§ WORK TO DO:
State the number of lines that contain the word "График", and add nothing else.

§ Figure content listings:
----------

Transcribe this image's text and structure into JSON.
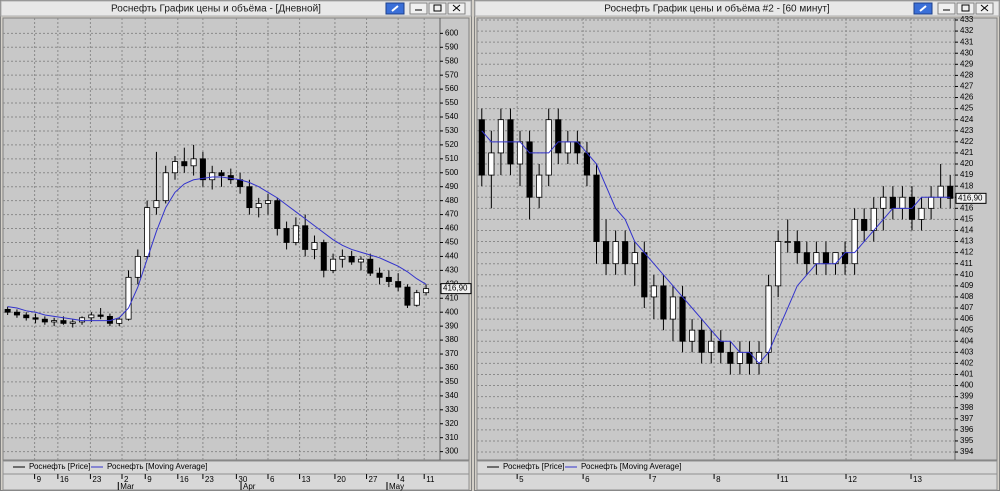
{
  "windows": [
    {
      "title": "Роснефть График цены и объёма - [Дневной]",
      "chart_data": {
        "type": "candlestick",
        "series": [
          {
            "name": "Роснефть [Price]",
            "type": "candlestick",
            "color": "#000000",
            "ohlc": [
              [
                402,
                404,
                398,
                400
              ],
              [
                400,
                402,
                396,
                398
              ],
              [
                398,
                400,
                394,
                396
              ],
              [
                396,
                399,
                392,
                395
              ],
              [
                395,
                397,
                391,
                393
              ],
              [
                393,
                396,
                390,
                394
              ],
              [
                394,
                397,
                391,
                392
              ],
              [
                392,
                395,
                389,
                393
              ],
              [
                393,
                397,
                391,
                396
              ],
              [
                396,
                400,
                393,
                398
              ],
              [
                398,
                403,
                395,
                397
              ],
              [
                397,
                399,
                390,
                392
              ],
              [
                392,
                396,
                390,
                395
              ],
              [
                395,
                430,
                394,
                425
              ],
              [
                425,
                445,
                420,
                440
              ],
              [
                440,
                480,
                438,
                475
              ],
              [
                475,
                515,
                470,
                480
              ],
              [
                480,
                505,
                478,
                500
              ],
              [
                500,
                512,
                495,
                508
              ],
              [
                508,
                518,
                500,
                505
              ],
              [
                505,
                520,
                498,
                510
              ],
              [
                510,
                515,
                490,
                495
              ],
              [
                495,
                505,
                488,
                500
              ],
              [
                500,
                502,
                490,
                498
              ],
              [
                498,
                503,
                492,
                495
              ],
              [
                495,
                500,
                485,
                490
              ],
              [
                490,
                495,
                470,
                475
              ],
              [
                475,
                482,
                468,
                478
              ],
              [
                478,
                485,
                470,
                480
              ],
              [
                480,
                482,
                455,
                460
              ],
              [
                460,
                465,
                445,
                450
              ],
              [
                450,
                468,
                448,
                462
              ],
              [
                462,
                470,
                440,
                445
              ],
              [
                445,
                455,
                438,
                450
              ],
              [
                450,
                452,
                425,
                430
              ],
              [
                430,
                442,
                428,
                438
              ],
              [
                438,
                445,
                432,
                440
              ],
              [
                440,
                444,
                434,
                436
              ],
              [
                436,
                440,
                430,
                438
              ],
              [
                438,
                442,
                426,
                428
              ],
              [
                428,
                432,
                420,
                425
              ],
              [
                425,
                430,
                418,
                422
              ],
              [
                422,
                428,
                415,
                418
              ],
              [
                418,
                420,
                403,
                405
              ],
              [
                405,
                416,
                404,
                414
              ],
              [
                414,
                420,
                412,
                416.9
              ]
            ]
          },
          {
            "name": "Роснефть [Moving Average]",
            "type": "line",
            "color": "#3333cc",
            "values": [
              404,
              403,
              401,
              400,
              398,
              397,
              396,
              395,
              394,
              394,
              394,
              394,
              396,
              403,
              418,
              438,
              458,
              475,
              486,
              492,
              495,
              496,
              497,
              497,
              496,
              495,
              493,
              490,
              486,
              482,
              477,
              472,
              467,
              462,
              457,
              452,
              448,
              445,
              443,
              441,
              439,
              436,
              433,
              429,
              424,
              420
            ]
          }
        ],
        "xlim": [
          0,
          47
        ],
        "xticks": [
          {
            "value": 3.4,
            "label": "9"
          },
          {
            "value": 5.9,
            "label": "16"
          },
          {
            "value": 9.4,
            "label": "23"
          },
          {
            "value": 12.8,
            "label": "2"
          },
          {
            "value": 15.3,
            "label": "9"
          },
          {
            "value": 18.8,
            "label": "16"
          },
          {
            "value": 21.5,
            "label": "23"
          },
          {
            "value": 25.1,
            "label": "30"
          },
          {
            "value": 28.5,
            "label": "6"
          },
          {
            "value": 31.9,
            "label": "13"
          },
          {
            "value": 35.7,
            "label": "20"
          },
          {
            "value": 39.1,
            "label": "27"
          },
          {
            "value": 42.5,
            "label": "4"
          },
          {
            "value": 45.3,
            "label": "11"
          }
        ],
        "month_ticks": [
          {
            "value": 12.4,
            "label": "Mar"
          },
          {
            "value": 25.6,
            "label": "Apr"
          },
          {
            "value": 41.3,
            "label": "May"
          }
        ],
        "ylim": [
          294,
          611
        ],
        "yticks": [
          300,
          310,
          320,
          330,
          340,
          350,
          360,
          370,
          380,
          390,
          400,
          410,
          420,
          430,
          440,
          450,
          460,
          470,
          480,
          490,
          500,
          510,
          520,
          530,
          540,
          550,
          560,
          570,
          580,
          590,
          600
        ],
        "last_price": {
          "value": 416.9,
          "label": "416,90"
        },
        "grid": true
      }
    },
    {
      "title": "Роснефть График цены и объёма #2 - [60 минут]",
      "chart_data": {
        "type": "candlestick",
        "series": [
          {
            "name": "Роснефть [Price]",
            "type": "candlestick",
            "color": "#000000",
            "ohlc": [
              [
                424,
                425,
                418,
                419
              ],
              [
                419,
                423,
                416,
                421
              ],
              [
                421,
                425,
                419,
                424
              ],
              [
                424,
                425,
                419,
                420
              ],
              [
                420,
                423,
                418,
                422
              ],
              [
                422,
                423,
                415,
                417
              ],
              [
                417,
                420,
                416,
                419
              ],
              [
                419,
                425,
                418,
                424
              ],
              [
                424,
                425,
                420,
                421
              ],
              [
                421,
                423,
                420,
                422
              ],
              [
                422,
                423,
                420,
                421
              ],
              [
                421,
                422,
                418,
                419
              ],
              [
                419,
                420,
                411,
                413
              ],
              [
                413,
                415,
                410,
                411
              ],
              [
                411,
                414,
                410,
                413
              ],
              [
                413,
                414,
                410,
                411
              ],
              [
                411,
                413,
                409,
                412
              ],
              [
                412,
                413,
                407,
                408
              ],
              [
                408,
                410,
                406,
                409
              ],
              [
                409,
                410,
                405,
                406
              ],
              [
                406,
                409,
                404,
                408
              ],
              [
                408,
                409,
                403,
                404
              ],
              [
                404,
                406,
                403,
                405
              ],
              [
                405,
                406,
                402,
                403
              ],
              [
                403,
                405,
                402,
                404
              ],
              [
                404,
                405,
                402,
                403
              ],
              [
                403,
                404,
                401,
                402
              ],
              [
                402,
                404,
                401,
                403
              ],
              [
                403,
                404,
                401,
                402
              ],
              [
                402,
                404,
                401,
                403
              ],
              [
                403,
                410,
                402,
                409
              ],
              [
                409,
                414,
                408,
                413
              ],
              [
                413,
                415,
                412,
                413
              ],
              [
                413,
                414,
                411,
                412
              ],
              [
                412,
                413,
                410,
                411
              ],
              [
                411,
                413,
                410,
                412
              ],
              [
                412,
                413,
                410,
                411
              ],
              [
                411,
                412,
                410,
                412
              ],
              [
                412,
                413,
                410,
                411
              ],
              [
                411,
                416,
                410,
                415
              ],
              [
                415,
                416,
                413,
                414
              ],
              [
                414,
                417,
                413,
                416
              ],
              [
                416,
                418,
                414,
                417
              ],
              [
                417,
                418,
                415,
                416
              ],
              [
                416,
                418,
                415,
                417
              ],
              [
                417,
                418,
                414,
                415
              ],
              [
                415,
                417,
                414,
                416
              ],
              [
                416,
                418,
                415,
                417
              ],
              [
                417,
                420,
                416,
                418
              ],
              [
                418,
                419,
                416,
                416.9
              ]
            ]
          },
          {
            "name": "Роснефть [Moving Average]",
            "type": "line",
            "color": "#3333cc",
            "values": [
              423,
              422,
              422,
              422,
              422,
              421,
              421,
              421,
              422,
              422,
              422,
              421,
              420,
              418,
              416,
              415,
              413,
              412,
              411,
              410,
              409,
              408,
              407,
              406,
              405,
              404,
              404,
              403,
              403,
              402,
              403,
              405,
              407,
              409,
              410,
              411,
              411,
              411,
              412,
              412,
              413,
              414,
              415,
              416,
              416,
              416,
              417,
              417,
              417,
              417
            ]
          }
        ],
        "xlim": [
          0,
          50
        ],
        "xticks": [
          {
            "value": 4.2,
            "label": "5"
          },
          {
            "value": 11.1,
            "label": "6"
          },
          {
            "value": 18.1,
            "label": "7"
          },
          {
            "value": 24.8,
            "label": "8"
          },
          {
            "value": 31.5,
            "label": "11"
          },
          {
            "value": 38.6,
            "label": "12"
          },
          {
            "value": 45.4,
            "label": "13"
          }
        ],
        "ylim": [
          393.28,
          433.18
        ],
        "yticks": [
          394,
          395,
          396,
          397,
          398,
          399,
          400,
          401,
          402,
          403,
          404,
          405,
          406,
          407,
          408,
          409,
          410,
          411,
          412,
          413,
          414,
          415,
          416,
          417,
          418,
          419,
          420,
          421,
          422,
          423,
          424,
          425,
          426,
          427,
          428,
          429,
          430,
          431,
          432,
          433
        ],
        "last_price": {
          "value": 416.9,
          "label": "416,90"
        },
        "grid": true
      }
    }
  ]
}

----------

§ CORRECT OUTPUT:
2